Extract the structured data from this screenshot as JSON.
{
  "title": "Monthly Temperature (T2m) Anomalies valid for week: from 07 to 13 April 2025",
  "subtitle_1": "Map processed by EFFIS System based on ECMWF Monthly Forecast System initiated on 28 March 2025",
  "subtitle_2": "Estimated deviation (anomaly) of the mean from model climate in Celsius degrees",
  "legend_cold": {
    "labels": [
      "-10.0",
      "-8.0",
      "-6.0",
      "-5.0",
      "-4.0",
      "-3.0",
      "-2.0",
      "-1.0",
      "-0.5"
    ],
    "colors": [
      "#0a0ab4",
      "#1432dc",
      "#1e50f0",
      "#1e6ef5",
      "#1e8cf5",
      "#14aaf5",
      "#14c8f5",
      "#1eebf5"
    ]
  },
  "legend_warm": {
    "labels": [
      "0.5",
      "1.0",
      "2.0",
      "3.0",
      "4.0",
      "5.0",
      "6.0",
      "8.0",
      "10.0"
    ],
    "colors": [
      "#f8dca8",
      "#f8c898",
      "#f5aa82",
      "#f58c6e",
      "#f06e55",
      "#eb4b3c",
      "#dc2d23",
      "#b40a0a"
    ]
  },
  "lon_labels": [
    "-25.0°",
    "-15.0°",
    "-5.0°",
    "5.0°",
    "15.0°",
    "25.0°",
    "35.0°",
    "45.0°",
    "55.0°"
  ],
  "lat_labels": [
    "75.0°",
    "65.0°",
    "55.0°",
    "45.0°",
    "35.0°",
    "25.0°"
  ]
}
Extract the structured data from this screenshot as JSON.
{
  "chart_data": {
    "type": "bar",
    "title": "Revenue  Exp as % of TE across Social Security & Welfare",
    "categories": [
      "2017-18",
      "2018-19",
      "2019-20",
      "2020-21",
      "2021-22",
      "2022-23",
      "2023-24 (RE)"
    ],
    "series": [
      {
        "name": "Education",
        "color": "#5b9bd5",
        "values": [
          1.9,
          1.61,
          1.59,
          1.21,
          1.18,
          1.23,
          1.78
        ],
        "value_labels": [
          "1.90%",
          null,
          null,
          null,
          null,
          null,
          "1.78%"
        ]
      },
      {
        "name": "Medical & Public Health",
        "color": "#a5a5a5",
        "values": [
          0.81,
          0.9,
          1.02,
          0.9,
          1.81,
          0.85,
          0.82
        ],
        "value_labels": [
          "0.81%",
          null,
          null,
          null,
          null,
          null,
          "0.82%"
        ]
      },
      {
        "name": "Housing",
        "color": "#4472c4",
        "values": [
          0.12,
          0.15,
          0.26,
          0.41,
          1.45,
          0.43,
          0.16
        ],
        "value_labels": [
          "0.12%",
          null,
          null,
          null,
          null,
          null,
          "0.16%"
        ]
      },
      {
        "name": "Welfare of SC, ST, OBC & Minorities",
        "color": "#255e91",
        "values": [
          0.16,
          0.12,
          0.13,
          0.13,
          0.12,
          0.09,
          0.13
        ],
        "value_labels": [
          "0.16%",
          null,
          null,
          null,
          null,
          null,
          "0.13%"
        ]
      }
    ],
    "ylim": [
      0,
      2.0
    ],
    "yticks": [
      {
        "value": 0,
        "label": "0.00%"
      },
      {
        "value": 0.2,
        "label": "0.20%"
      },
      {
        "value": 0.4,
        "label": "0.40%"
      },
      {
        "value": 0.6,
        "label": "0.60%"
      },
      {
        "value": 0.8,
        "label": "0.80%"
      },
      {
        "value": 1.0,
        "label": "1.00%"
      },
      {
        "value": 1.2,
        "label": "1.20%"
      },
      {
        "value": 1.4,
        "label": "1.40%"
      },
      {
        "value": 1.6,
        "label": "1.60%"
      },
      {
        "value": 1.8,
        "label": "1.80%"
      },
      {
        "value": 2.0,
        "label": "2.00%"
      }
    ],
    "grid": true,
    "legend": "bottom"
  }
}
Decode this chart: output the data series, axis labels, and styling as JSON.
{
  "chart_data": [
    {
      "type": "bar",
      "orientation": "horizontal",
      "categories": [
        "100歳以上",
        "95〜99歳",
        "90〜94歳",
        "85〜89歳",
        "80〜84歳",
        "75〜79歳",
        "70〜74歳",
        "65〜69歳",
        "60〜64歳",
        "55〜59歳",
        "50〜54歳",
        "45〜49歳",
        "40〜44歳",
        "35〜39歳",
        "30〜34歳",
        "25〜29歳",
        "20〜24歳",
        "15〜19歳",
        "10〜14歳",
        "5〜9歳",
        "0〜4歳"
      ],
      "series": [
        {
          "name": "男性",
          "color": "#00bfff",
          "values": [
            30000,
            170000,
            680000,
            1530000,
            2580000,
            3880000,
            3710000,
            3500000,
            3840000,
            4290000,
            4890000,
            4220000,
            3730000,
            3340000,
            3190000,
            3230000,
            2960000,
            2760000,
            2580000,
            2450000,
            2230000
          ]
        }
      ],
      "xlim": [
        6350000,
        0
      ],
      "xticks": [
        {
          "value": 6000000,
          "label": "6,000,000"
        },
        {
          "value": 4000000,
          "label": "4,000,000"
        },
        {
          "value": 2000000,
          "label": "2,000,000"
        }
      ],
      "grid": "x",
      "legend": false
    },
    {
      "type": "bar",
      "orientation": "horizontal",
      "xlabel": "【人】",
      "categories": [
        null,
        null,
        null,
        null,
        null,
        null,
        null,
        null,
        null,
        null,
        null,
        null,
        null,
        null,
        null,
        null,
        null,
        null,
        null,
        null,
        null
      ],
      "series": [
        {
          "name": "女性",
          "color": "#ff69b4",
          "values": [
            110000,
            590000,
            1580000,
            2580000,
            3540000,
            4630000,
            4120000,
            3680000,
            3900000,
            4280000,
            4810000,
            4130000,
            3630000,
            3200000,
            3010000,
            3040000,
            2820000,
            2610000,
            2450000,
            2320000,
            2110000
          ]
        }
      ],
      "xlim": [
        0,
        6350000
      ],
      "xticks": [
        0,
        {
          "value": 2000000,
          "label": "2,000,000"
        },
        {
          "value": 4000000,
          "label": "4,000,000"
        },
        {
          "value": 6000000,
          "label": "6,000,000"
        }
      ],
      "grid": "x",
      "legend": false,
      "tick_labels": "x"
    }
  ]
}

==*==

▶ **Task goal**: Copy every line that contains the string "series".

▶ **Problem solution**:
    "series": [
Decode this chart: output the data series, axis labels, and styling as JSON.
      "series": [
      "series": [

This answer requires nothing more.